### Exercise description
Wherever a line holds the string "screenshot", copy that line.

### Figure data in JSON
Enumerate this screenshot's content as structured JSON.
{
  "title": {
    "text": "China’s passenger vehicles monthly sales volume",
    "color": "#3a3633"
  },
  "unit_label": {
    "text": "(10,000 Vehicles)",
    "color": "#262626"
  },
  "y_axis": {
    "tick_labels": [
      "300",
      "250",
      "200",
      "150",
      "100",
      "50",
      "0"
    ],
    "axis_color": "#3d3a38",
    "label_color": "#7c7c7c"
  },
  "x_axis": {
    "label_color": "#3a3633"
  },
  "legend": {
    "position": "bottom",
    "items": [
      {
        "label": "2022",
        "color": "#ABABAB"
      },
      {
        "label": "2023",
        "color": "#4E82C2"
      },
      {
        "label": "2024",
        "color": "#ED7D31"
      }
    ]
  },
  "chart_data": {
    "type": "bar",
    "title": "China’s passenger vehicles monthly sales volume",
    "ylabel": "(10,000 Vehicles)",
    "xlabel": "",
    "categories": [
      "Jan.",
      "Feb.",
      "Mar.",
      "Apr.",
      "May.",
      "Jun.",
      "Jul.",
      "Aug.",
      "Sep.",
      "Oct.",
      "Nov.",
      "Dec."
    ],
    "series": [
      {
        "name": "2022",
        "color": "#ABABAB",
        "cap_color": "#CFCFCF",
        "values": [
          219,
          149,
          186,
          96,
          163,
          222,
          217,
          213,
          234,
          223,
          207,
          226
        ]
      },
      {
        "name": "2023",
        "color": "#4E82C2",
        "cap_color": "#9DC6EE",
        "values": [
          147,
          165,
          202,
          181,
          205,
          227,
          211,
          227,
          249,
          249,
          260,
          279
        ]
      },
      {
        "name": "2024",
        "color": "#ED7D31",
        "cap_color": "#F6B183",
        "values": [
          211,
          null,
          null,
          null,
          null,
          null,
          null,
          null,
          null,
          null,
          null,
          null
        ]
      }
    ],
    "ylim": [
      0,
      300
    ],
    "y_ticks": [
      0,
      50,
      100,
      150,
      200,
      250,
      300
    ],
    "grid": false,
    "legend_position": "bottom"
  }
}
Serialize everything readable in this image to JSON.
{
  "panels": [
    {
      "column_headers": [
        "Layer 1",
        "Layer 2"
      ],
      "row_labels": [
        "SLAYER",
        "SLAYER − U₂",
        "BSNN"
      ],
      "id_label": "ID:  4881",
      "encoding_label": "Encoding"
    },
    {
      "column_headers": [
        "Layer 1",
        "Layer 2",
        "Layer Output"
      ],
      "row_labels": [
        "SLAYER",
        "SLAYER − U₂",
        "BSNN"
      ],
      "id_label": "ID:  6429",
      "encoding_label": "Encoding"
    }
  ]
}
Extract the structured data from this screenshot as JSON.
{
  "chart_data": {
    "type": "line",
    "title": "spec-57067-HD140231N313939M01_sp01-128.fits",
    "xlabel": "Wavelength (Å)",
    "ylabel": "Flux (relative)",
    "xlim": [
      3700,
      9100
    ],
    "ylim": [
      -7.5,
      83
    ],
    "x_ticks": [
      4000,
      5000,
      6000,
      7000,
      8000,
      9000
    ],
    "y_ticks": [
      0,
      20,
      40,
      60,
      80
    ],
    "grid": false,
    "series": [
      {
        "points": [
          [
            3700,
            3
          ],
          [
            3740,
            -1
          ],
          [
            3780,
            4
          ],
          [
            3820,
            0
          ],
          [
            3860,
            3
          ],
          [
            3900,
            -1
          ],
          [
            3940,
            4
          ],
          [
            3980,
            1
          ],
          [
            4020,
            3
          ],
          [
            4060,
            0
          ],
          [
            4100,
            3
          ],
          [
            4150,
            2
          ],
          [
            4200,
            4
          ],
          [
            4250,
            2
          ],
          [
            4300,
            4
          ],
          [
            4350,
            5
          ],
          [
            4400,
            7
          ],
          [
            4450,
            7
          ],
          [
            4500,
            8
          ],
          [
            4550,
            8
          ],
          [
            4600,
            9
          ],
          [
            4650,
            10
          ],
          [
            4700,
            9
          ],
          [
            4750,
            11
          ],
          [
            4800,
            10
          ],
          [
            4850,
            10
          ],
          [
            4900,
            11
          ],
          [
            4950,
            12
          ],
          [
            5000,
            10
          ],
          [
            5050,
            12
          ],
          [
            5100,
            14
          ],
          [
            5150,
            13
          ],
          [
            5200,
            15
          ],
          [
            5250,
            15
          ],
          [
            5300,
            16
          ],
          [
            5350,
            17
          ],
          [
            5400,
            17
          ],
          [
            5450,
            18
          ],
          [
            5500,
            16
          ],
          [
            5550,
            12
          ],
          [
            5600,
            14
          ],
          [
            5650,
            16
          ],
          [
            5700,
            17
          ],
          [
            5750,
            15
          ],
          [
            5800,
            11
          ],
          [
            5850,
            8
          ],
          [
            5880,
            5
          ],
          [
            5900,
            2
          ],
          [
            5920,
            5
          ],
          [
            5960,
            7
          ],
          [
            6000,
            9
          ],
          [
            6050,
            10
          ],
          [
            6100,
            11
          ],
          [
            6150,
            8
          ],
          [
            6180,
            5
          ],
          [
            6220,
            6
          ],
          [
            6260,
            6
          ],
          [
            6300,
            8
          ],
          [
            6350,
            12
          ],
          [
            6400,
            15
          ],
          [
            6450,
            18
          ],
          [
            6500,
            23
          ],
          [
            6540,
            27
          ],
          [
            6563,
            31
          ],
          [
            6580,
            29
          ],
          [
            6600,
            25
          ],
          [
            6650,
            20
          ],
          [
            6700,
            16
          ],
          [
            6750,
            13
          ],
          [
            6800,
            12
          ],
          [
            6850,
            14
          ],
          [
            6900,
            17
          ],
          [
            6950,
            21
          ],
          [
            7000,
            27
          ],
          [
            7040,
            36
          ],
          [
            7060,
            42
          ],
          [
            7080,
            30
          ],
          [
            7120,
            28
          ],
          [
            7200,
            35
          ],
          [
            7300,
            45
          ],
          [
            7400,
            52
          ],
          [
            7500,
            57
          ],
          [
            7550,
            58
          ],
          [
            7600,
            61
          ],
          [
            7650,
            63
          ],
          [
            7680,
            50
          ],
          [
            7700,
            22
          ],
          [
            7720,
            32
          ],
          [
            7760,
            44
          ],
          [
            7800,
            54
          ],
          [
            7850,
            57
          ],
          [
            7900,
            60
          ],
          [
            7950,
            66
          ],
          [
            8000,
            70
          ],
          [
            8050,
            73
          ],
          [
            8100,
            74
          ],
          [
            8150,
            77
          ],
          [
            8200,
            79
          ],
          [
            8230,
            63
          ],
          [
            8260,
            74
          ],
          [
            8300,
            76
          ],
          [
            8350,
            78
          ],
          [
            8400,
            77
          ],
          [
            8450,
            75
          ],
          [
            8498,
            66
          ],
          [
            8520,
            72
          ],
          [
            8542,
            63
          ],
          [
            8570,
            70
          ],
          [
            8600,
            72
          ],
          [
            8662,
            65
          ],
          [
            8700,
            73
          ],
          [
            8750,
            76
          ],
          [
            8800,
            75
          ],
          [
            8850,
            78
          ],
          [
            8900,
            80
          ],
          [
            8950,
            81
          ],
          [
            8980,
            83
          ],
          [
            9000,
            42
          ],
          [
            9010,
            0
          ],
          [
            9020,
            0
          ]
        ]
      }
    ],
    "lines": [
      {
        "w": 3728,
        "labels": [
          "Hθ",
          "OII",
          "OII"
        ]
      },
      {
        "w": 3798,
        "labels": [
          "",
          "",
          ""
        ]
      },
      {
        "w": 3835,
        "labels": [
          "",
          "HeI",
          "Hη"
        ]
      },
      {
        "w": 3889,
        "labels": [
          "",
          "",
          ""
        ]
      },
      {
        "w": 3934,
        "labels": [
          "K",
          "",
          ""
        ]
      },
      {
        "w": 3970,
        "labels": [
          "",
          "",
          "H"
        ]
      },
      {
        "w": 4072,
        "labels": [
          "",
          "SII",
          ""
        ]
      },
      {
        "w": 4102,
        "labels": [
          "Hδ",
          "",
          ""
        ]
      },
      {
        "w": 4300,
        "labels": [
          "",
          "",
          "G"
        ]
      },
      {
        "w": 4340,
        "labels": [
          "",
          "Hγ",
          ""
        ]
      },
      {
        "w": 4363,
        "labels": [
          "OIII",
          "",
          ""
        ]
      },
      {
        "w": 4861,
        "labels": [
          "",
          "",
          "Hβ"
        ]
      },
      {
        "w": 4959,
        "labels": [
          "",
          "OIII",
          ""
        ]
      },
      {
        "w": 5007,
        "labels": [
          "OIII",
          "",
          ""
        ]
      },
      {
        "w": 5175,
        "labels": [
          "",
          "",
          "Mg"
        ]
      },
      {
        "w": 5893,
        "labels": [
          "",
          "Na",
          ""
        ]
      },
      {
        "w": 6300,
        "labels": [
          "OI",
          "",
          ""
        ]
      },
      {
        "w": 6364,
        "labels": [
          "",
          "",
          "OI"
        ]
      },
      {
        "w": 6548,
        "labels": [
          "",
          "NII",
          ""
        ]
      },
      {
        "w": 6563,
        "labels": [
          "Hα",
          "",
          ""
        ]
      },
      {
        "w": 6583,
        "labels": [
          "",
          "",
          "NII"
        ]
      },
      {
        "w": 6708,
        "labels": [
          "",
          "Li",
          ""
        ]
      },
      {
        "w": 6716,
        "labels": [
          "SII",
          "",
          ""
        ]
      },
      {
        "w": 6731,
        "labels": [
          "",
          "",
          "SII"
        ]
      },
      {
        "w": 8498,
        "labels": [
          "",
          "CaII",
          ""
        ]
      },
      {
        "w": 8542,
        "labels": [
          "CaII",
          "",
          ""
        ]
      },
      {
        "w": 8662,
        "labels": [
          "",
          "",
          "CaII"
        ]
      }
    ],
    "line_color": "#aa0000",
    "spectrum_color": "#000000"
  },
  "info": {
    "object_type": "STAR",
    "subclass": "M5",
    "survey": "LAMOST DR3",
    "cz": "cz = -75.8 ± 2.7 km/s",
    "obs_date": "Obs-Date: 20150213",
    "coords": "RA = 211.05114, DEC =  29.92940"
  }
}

### Problem solution
Enumerate this screenshot's content as structured JSON.
Extract the structured data from this screenshot as JSON.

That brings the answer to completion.